Find all the lines with "сканера" and gather them.

▸ **Supplied records**:
------

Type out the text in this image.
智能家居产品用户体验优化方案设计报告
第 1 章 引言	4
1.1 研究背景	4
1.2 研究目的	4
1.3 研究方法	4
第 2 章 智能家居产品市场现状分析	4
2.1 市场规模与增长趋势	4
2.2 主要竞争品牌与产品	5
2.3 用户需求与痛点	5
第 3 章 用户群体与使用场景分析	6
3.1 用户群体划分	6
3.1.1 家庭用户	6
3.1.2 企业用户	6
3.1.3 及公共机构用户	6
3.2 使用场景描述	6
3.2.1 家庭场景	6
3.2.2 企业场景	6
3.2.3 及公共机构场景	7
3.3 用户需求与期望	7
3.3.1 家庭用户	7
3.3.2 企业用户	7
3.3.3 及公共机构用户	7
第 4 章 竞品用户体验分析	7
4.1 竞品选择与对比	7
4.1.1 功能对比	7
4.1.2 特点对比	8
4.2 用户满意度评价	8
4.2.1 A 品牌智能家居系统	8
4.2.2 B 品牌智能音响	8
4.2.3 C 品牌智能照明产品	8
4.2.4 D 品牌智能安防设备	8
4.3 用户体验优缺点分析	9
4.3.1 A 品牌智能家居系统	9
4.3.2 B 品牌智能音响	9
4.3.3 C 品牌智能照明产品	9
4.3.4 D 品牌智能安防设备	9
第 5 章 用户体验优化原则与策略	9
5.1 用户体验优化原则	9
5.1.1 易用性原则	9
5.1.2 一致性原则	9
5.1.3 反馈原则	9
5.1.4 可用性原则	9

------

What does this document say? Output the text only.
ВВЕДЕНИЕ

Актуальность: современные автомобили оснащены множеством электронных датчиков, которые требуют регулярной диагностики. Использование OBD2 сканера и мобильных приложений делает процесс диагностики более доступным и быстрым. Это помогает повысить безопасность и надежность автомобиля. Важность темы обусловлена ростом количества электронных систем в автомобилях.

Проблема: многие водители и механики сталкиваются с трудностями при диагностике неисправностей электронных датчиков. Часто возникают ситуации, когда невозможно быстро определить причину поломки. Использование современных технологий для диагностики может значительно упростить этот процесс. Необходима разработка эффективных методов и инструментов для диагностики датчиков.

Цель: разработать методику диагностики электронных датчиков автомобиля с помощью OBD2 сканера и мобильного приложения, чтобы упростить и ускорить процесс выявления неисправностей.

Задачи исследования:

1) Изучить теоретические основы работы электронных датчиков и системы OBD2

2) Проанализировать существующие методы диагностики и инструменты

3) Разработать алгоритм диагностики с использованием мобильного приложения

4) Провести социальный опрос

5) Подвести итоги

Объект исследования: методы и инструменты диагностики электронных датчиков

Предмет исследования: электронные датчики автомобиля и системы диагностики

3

------

▸ **Expected answer**:
Актуальность: современные автомобили оснащены множеством электронных датчиков, которые требуют регулярной диагностики. Использование OBD2 сканера и мобильных приложений делает процесс диагностики более доступным и быстрым. Это помогает повысить безопасность и надежность автомобиля. Важность темы обусловлена ростом количества электронных систем в автомобилях.
Цель: разработать методику диагностики электронных датчиков автомобиля с помощью OBD2 сканера и мобильного приложения, чтобы упростить и ускорить процесс выявления неисправностей.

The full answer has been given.